Recorded data:
##############################

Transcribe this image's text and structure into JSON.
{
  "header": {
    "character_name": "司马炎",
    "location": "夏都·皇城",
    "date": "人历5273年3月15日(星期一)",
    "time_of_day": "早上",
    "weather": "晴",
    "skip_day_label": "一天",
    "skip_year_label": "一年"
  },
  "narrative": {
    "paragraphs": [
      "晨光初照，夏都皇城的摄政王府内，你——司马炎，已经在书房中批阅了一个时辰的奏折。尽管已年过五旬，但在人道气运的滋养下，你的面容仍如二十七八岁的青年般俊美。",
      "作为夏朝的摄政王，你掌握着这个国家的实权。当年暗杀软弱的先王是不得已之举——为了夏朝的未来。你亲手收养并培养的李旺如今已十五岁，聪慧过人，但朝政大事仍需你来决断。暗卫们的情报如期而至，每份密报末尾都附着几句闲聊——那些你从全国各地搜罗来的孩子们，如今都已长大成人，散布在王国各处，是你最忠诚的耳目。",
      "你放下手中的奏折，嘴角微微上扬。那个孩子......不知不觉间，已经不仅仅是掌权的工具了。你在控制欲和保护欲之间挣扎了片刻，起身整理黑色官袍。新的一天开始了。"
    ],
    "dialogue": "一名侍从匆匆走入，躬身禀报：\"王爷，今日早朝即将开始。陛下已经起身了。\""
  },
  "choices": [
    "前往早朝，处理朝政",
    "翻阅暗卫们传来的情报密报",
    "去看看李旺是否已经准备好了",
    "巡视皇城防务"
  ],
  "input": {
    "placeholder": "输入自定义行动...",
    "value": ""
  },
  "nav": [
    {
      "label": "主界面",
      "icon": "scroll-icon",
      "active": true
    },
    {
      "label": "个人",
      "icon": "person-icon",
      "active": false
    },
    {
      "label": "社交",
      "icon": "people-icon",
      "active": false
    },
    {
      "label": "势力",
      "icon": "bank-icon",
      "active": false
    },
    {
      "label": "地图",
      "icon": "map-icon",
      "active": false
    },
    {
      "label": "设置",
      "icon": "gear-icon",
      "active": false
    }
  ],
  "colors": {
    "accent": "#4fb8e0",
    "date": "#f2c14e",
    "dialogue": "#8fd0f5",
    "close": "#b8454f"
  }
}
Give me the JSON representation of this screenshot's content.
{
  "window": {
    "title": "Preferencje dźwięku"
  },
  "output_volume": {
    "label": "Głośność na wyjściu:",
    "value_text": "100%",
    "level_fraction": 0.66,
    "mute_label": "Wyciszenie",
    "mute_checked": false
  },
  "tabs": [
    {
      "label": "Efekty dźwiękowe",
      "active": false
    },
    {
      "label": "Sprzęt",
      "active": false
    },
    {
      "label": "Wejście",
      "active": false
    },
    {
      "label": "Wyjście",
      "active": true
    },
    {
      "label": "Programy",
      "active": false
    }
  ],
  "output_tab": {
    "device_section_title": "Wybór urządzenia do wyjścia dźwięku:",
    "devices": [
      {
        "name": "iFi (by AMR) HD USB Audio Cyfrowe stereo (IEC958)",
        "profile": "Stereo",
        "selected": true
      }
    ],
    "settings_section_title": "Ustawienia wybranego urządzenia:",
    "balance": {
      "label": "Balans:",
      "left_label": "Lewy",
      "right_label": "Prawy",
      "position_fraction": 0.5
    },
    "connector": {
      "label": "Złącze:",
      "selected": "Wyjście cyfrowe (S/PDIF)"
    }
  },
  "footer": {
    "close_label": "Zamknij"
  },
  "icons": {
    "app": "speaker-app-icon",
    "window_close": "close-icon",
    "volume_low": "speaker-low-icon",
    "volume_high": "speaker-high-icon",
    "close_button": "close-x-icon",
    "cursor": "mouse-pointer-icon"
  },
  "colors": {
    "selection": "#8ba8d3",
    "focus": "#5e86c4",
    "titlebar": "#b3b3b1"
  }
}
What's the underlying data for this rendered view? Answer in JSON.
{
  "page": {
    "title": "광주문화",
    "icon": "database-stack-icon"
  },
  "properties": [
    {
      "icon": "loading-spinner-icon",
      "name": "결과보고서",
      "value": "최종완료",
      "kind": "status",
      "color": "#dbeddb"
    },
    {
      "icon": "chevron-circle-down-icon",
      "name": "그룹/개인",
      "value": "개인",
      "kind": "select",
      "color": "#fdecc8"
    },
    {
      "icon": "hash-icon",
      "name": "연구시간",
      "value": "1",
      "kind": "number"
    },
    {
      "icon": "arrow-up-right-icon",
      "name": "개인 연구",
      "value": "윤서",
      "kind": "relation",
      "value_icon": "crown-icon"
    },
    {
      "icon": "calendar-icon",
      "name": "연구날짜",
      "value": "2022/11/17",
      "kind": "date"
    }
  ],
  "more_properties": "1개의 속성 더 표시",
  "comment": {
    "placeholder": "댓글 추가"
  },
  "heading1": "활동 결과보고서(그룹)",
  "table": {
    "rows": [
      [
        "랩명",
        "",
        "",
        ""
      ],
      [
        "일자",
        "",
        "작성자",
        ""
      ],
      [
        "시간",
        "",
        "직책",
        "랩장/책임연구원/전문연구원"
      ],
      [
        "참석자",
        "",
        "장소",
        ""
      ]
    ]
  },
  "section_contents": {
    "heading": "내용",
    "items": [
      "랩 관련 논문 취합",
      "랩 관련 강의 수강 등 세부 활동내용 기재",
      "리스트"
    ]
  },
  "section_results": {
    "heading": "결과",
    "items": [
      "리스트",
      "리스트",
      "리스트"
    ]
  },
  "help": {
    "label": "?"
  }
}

##############################

The problem:
Take every line that includes the string "JSON" and copy it.

Exercise result:
Transcribe this image's text and structure into JSON.
Give me the JSON representation of this screenshot's content.
What's the underlying data for this rendered view? Answer in JSON.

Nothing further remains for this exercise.